**WHAT IS ASKED**
Gather up the lines that contain "through".

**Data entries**
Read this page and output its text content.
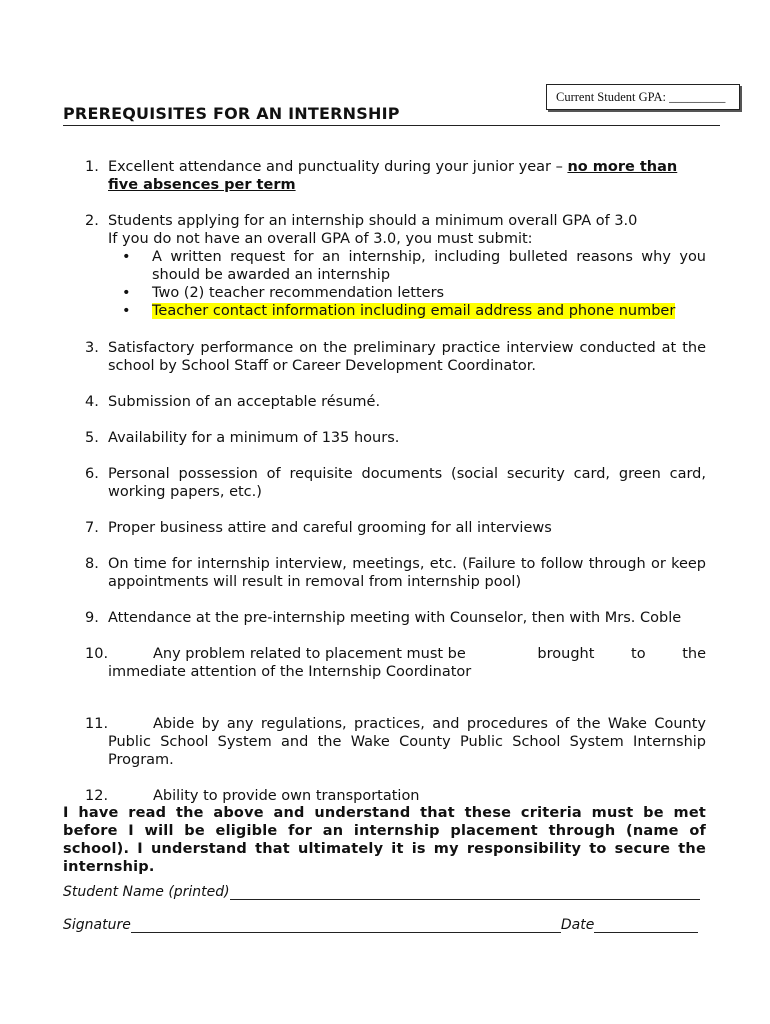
Current Student GPA:
_________
PREREQUISITES FOR AN INTERNSHIP
1. Excellent attendance and punctuality during your junior year – no more than
five absences per term
2. Students applying for an internship should a minimum overall GPA of 3.0
If you do not have an overall GPA of 3.0, you must submit:
• A written request for an internship, including bulleted reasons why you should be awarded an internship
• Two (2) teacher recommendation letters
• Teacher contact information including email address and phone number
3. Satisfactory performance on the preliminary practice interview conducted at the school by School Staff or Career Development Coordinator.
4. Submission of an acceptable résumé.
5. Availability for a minimum of 135 hours.
6. Personal possession of requisite documents (social security card, green card, working papers, etc.)
7. Proper business attire and careful grooming for all interviews
8. On time for internship interview, meetings, etc. (Failure to follow through or keep appointments will result in removal from internship pool)
9. Attendance at the pre-internship meeting with Counselor, then with Mrs. Coble
10.	Any problem related to placement must be	brought	to	the
immediate attention of the Internship Coordinator
11.	Abide by any regulations, practices, and procedures of the Wake County Public School System and the Wake County Public School System Internship Program.
12.	Ability to provide own transportation
I have read the above and understand that these criteria must be met before I will be eligible for an internship placement through (name of school). I understand that ultimately it is my responsibility to secure the internship.
Student Name (printed)
Signature	Date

**REPLY TO THE TASK**
8. On time for internship interview, meetings, etc. (Failure to follow through or keep appointments will result in removal from internship pool)
I have read the above and understand that these criteria must be met before I will be eligible for an internship placement through (name of school). I understand that ultimately it is my responsibility to secure the internship.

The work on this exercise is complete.